[Begin INPUT DATA]
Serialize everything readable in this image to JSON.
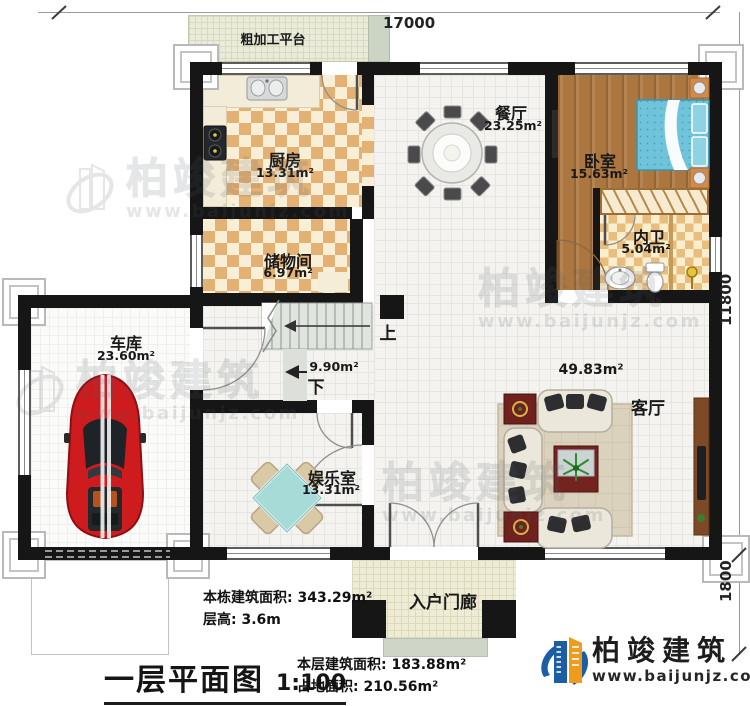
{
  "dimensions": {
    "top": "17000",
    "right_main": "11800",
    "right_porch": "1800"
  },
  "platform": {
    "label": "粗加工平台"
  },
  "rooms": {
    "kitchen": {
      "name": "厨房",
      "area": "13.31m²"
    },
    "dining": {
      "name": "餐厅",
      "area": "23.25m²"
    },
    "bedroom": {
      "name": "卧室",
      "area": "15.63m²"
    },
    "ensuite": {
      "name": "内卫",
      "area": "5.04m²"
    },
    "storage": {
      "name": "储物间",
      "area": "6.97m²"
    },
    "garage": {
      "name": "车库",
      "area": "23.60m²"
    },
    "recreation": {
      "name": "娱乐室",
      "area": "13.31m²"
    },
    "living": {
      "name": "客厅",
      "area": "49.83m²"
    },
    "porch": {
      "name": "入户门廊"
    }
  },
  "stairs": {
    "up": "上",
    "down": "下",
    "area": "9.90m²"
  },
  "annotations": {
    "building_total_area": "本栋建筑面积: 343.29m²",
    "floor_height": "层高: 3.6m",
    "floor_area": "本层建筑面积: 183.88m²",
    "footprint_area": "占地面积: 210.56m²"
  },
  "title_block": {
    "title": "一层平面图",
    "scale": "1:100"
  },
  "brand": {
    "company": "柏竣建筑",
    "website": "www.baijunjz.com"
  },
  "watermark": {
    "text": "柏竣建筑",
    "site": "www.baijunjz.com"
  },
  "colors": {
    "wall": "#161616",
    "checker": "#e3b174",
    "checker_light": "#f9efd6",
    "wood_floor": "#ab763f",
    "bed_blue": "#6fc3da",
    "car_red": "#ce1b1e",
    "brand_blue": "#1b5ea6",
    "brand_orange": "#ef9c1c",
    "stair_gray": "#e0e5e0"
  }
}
[End INPUT DATA]
[Begin INPUT DATA]
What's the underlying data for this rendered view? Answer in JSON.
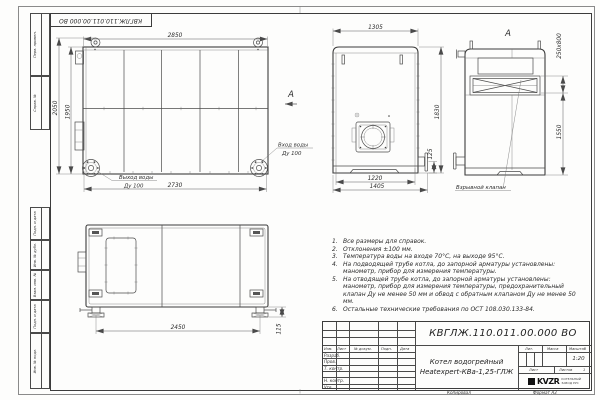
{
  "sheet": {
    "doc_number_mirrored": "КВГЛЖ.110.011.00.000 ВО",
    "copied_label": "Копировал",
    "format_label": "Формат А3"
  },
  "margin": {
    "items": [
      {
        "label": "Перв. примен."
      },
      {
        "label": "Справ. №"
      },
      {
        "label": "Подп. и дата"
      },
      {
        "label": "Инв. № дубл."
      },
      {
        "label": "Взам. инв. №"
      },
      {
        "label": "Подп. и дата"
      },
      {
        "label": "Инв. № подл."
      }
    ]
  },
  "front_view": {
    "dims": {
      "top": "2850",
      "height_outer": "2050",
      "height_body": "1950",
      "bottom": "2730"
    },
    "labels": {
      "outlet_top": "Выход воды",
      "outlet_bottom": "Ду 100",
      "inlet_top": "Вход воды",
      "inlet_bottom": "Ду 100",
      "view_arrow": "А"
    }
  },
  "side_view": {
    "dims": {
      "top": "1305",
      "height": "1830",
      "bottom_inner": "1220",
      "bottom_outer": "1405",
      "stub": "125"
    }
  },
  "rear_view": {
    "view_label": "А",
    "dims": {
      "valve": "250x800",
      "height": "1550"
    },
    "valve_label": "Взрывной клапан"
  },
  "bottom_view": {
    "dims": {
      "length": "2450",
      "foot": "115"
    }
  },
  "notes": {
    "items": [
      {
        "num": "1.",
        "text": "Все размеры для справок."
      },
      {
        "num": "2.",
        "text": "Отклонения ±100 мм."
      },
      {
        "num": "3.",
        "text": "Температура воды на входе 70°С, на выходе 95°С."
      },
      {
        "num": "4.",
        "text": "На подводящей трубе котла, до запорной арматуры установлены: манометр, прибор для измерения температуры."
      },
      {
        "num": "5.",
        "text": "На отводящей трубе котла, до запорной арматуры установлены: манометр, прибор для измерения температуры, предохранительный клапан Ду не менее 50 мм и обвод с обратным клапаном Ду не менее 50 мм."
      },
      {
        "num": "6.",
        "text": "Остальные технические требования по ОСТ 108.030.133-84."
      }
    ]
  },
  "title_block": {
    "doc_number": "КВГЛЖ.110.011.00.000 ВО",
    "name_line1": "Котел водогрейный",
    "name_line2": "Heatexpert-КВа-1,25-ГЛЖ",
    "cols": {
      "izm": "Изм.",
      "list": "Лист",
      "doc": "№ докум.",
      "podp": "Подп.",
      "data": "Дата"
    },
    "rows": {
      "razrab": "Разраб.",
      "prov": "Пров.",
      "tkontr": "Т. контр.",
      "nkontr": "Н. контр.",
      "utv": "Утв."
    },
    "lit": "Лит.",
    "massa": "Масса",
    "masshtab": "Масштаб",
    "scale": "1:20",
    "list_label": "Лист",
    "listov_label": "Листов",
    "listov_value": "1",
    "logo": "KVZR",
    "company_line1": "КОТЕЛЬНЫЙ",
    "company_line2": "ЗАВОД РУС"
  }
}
[End INPUT DATA]
## TASK
Look over the listing. Pull out every line with the string "this" in it.

## EXERCISE OUTPUT
Serialize everything readable in this image to JSON.
What's the underlying data for this rendered view? Answer in JSON.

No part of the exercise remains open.